Pour un laïc qui doit payer le loyer de la maison, remplacer la chaudière cassée, acheter les couches du petit qui vient de naître, etc. cela prendra une forme adaptée à son type de vie. Il ne faut pas se comparer. Cela me rappelle l’épisode de l’obole de la veuve dans l’Évangile. Jésus entre dans le Temple avec ses disciples. À côté de tant de riches qui mettent ostensiblement de superbes offrandes dans le trésor du temple, cette petite veuve met tout ce qu’elle a, deux piécettes. Et Jésus dit : « Elle a mis plus que tous les autres. » Je ne pense pas que le Seigneur ait loué cette pauvre femme pour l’abandonner à son triste sort ! Dieu a pourvu. Et il pourvoira si nous entrons dans cette même attitude, quelle que soit la forme que prenne ce détachement.
Je me souviens d’un couple qui avait reçu un héritage et qui voulait donner une grosse somme aux pauvres. Ils étaient prêts. Mais quelques jours avant de poser ce geste, ils ont eu une grosse dépense imprévue. Ils sont revenus me voir en me confiant : « On ne peut plus rien donner… » Nous avons relu ensemble la situation dans laquelle ils se trouvaient. Et nous avons compris que de leur part, le Seigneur n’attendait pas un geste de nature économique. Parents de famille nombreuse, ils avaient déjà fait bien des coupures avec la possession des biens depuis le temps de leurs fiançailles.     En revanche, Dieu leur a montré un attachement plus intérieur, plus caché, qu’il leur proposait de quitter pour avancer vers lui plus librement.

[CONSIGNE] Recopiez sans rien changer le passage de l'extrait fourni qui commence aux mots « Pour un laïc » et s'arrête après « prenne ce détachement. ».

[DONNÉES ENREGISTRÉES]
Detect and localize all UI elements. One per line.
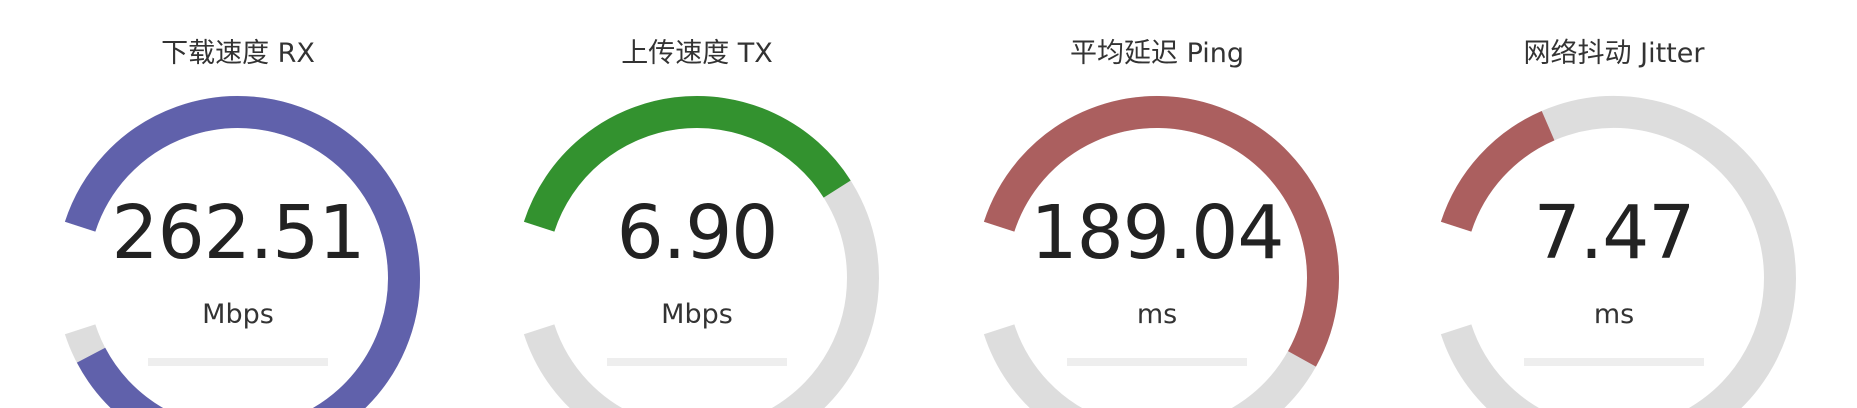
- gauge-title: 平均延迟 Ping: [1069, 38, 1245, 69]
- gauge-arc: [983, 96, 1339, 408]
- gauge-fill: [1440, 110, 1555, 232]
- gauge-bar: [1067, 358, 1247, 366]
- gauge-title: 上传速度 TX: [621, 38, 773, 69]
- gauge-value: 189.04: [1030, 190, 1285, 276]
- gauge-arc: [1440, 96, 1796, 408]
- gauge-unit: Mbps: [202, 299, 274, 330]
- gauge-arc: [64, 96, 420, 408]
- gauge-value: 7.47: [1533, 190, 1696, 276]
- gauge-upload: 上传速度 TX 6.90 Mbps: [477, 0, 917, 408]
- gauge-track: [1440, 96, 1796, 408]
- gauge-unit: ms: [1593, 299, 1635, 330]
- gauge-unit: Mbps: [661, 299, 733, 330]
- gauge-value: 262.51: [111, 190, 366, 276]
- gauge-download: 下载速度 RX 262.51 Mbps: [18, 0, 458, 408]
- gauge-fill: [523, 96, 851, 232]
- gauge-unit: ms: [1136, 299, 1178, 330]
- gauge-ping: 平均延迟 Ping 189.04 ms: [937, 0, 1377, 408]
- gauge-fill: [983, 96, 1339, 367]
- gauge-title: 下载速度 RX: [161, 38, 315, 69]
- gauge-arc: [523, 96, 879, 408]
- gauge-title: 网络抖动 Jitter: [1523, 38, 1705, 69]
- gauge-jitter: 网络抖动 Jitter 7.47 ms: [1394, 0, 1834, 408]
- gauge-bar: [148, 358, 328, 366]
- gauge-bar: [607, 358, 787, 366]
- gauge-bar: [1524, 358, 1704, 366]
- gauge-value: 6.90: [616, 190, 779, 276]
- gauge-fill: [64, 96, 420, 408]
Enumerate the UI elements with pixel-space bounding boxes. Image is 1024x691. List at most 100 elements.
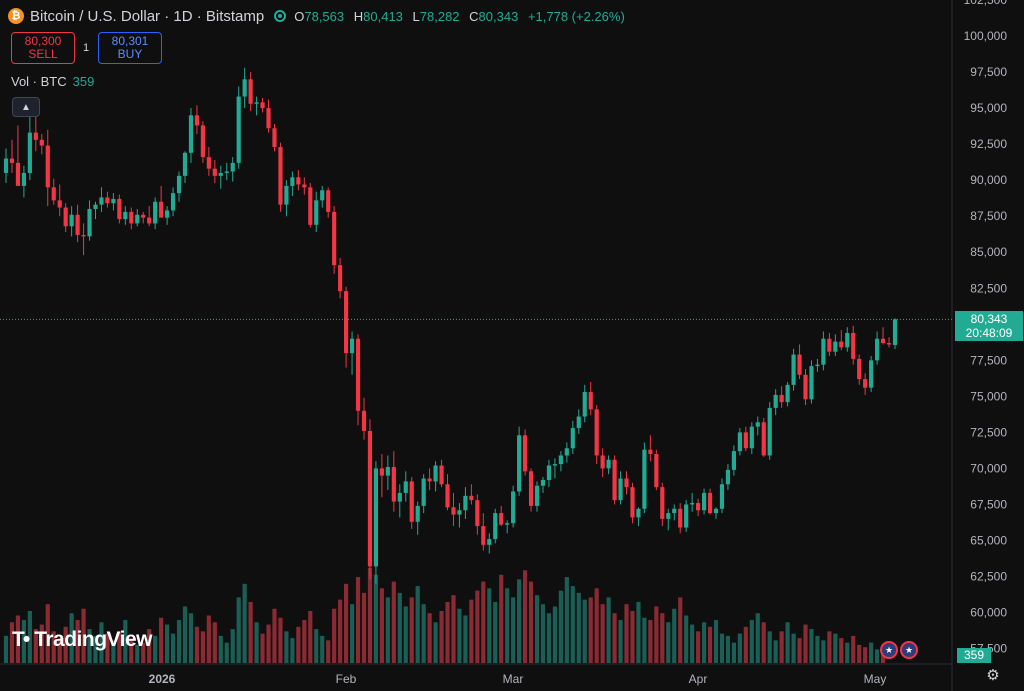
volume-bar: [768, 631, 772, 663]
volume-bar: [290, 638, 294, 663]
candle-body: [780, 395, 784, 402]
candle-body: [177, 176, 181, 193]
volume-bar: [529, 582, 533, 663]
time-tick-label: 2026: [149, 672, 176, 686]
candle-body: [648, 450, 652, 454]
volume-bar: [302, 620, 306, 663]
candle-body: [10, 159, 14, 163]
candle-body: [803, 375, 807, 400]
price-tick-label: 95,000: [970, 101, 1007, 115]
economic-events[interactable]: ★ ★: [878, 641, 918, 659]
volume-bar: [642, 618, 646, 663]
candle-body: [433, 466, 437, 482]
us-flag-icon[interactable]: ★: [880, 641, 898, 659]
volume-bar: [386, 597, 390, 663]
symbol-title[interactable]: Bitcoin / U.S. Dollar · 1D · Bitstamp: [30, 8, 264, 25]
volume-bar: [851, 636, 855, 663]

[RÉPONSE]
Pour un laïc qui doit payer le loyer de la maison, remplacer la chaudière cassée, acheter les couches du petit qui vient de naître, etc. cela prendra une forme adaptée à son type de vie. Il ne faut pas se comparer. Cela me rappelle l’épisode de l’obole de la veuve dans l’Évangile. Jésus entre dans le Temple avec ses disciples. À côté de tant de riches qui mettent ostensiblement de superbes offrandes dans le trésor du temple, cette petite veuve met tout ce qu’elle a, deux piécettes. Et Jésus dit : « Elle a mis plus que tous les autres. » Je ne pense pas que le Seigneur ait loué cette pauvre femme pour l’abandonner à son triste sort ! Dieu a pourvu. Et il pourvoira si nous entrons dans cette même attitude, quelle que soit la forme que prenne ce détachement.